Begin Passage
The three decades from 1900 to 1930 have been called "the golden age of Black Business". A black entrepreneur like Annie Turnbo Malone succeeded in establishing a cosmetics industry that gave employment to some 75,000 Afro-Americans. One of the companies founded by the former slave John Merrick, the North Carolina Mutual Life Insurance Company became under the management of Charles Clinton Spaulding became the largest black-owned business in the United States. The life of the first female Afro-American banker Maggie Lena Walker tells a similar success story. These exemplary figures emphasized in their writings and activities the necessity for business to face its social responsibilities.

The G.I. Bill, which took up 15% of the entire federal budget by 1948 and which enabled, via low-cost mortgages and educational benefits, large numbers of lower class white Americans to rise into the middle class, was so structured or interpreted that its benefits were not widely distributed to Afro-American veterans of World War 2. (Note: "Like all returning soldiers, African Americans expected to capitalize on the government spending program to secure education and jobs, build homes, and accrue savings to invest in new businesses or underwrite college educations for their children. Some Black veterans did reap these benefits, but discriminatory implementation of the GI Bill reinforced existing racial barriers for many others. Inequitable application of the law also served to maintain the historical income disparities between Black and white families. Through the median family income more than doubled between 1947 and 1963, the median income of Black families continuously comprised only half that of whites." (Rabig & Hill 2012))
End Passage
■ Your goal ■
In the passage on Black business and the G.I. Bill, explain how the G.I. Bill lifted many lower-class white Americans into the middle class and why many Black veterans did not gain the same benefits.
Begin Records
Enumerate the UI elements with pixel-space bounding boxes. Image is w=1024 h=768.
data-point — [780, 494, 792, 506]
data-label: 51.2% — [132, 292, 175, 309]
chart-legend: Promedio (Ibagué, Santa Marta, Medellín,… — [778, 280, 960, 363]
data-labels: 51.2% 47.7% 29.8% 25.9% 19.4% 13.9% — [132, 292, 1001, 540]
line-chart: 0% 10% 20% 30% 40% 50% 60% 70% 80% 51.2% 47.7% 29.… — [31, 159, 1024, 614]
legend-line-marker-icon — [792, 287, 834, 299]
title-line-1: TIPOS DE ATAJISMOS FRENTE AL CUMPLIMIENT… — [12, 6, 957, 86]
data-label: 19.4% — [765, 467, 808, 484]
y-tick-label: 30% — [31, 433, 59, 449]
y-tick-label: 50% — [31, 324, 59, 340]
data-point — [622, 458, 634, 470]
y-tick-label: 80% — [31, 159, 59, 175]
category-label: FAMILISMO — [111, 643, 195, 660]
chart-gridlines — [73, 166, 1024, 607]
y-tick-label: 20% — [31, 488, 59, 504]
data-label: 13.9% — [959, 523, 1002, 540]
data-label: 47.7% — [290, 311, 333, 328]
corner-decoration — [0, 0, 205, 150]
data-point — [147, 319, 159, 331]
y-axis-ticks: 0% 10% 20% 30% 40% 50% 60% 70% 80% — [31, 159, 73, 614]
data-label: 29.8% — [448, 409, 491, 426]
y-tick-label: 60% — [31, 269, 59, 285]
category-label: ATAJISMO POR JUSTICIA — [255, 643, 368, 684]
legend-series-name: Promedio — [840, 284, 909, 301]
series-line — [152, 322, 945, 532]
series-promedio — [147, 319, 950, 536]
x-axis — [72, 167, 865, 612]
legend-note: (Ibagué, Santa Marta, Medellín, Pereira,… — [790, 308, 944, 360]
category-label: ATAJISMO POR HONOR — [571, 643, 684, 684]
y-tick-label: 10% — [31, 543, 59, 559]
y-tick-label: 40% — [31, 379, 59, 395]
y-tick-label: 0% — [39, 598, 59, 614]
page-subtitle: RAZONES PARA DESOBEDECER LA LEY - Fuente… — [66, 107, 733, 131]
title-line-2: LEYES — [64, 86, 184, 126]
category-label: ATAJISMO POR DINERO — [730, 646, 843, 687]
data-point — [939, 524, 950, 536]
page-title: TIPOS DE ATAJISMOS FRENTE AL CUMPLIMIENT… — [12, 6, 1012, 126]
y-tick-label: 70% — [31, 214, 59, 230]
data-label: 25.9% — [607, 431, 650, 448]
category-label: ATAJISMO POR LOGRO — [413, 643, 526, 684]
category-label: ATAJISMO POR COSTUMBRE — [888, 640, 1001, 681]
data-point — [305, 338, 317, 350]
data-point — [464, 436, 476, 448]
End Records
■ Task response ■
The G.I. Bill raised many lower-class white Americans into the middle class through low-cost mortgages and educational benefits. Its benefits were not widely distributed to Afro-American veterans because it was structured or interpreted that way, and its discriminatory implementation reinforced existing racial barriers.